Data entries
·····
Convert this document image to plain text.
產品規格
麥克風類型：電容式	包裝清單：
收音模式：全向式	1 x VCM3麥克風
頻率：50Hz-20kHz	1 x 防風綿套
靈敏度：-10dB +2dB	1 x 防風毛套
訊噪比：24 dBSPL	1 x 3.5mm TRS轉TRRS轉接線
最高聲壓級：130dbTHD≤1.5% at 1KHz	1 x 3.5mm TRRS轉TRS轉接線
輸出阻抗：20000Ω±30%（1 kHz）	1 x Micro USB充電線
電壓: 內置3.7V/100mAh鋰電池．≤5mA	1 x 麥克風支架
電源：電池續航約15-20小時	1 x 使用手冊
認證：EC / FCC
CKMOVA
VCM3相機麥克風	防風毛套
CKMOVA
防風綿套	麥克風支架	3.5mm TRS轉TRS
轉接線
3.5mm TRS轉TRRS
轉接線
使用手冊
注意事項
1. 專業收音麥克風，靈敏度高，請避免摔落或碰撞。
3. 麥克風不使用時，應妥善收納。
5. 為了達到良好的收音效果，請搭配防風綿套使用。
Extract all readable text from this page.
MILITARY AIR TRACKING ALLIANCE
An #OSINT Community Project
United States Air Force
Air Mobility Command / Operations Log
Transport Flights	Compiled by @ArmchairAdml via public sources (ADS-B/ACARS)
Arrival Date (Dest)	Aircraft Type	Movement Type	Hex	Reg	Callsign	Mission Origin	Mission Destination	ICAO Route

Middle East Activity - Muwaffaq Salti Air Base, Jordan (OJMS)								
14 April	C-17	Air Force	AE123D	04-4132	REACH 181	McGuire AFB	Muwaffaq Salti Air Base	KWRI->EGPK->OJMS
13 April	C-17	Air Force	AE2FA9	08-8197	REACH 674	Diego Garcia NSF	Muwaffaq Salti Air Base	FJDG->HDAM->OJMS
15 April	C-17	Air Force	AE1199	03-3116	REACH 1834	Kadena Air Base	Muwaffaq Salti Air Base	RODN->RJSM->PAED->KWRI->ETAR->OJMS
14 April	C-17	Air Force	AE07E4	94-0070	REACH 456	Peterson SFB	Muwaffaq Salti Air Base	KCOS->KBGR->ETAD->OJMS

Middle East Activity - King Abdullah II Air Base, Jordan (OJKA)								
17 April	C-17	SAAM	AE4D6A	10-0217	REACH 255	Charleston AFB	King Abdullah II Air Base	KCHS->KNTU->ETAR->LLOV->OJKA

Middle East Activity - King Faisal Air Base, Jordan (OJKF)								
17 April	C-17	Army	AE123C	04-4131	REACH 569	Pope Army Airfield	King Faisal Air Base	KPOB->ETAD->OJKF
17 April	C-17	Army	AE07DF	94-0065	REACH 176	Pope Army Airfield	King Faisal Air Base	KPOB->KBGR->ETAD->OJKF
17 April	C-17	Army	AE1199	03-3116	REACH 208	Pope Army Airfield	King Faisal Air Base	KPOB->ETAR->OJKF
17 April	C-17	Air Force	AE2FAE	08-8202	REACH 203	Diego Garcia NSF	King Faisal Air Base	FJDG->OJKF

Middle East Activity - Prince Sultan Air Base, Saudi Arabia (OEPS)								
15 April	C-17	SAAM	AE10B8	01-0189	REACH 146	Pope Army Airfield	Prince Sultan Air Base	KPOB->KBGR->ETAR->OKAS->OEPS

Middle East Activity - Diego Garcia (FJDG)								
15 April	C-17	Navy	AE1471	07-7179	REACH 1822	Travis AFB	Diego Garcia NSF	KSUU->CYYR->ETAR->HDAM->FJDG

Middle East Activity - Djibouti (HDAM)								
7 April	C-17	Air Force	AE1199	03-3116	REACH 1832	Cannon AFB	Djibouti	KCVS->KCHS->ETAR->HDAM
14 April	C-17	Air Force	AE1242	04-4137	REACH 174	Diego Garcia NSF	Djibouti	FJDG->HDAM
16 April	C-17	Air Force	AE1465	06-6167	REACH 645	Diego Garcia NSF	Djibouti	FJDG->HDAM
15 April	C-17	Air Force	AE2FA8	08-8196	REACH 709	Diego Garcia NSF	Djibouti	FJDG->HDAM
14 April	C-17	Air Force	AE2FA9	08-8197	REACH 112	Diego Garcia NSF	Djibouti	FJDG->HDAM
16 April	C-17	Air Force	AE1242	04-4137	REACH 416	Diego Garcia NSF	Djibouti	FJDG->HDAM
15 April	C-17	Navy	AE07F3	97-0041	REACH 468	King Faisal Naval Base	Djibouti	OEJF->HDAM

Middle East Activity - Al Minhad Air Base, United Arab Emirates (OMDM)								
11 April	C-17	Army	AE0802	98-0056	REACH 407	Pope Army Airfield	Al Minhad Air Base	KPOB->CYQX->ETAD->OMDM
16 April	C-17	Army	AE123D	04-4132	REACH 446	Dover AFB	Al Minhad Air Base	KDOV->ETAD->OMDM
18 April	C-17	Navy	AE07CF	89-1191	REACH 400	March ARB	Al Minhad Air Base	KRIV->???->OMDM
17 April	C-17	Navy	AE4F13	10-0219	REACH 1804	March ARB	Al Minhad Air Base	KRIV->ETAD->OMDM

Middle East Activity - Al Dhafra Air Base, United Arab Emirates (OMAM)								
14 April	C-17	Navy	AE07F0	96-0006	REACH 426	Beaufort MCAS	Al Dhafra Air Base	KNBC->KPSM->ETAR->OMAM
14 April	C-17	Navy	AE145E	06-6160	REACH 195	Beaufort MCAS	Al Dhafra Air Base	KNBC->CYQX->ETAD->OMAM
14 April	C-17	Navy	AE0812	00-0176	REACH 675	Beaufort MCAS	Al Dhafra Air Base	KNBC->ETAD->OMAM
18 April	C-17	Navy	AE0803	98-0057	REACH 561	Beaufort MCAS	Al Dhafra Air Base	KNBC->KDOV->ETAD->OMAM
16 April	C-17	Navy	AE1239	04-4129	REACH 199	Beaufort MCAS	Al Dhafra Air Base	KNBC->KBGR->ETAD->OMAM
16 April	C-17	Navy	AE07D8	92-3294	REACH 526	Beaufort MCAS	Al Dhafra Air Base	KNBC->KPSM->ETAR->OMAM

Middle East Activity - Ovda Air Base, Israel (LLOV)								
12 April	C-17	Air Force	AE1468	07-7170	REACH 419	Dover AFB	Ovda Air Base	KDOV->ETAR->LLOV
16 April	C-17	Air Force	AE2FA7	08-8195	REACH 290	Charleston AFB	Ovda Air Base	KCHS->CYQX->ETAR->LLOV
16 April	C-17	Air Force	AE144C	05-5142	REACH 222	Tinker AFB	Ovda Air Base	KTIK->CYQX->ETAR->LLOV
·····
(Short exercise)
Find each line holding the string "麥克風支架" and copy it out.

(Response to this exercise)
電壓: 內置3.7V/100mAh鋰電池．≤5mA	1 x 麥克風支架
防風綿套	麥克風支架	3.5mm TRS轉TRS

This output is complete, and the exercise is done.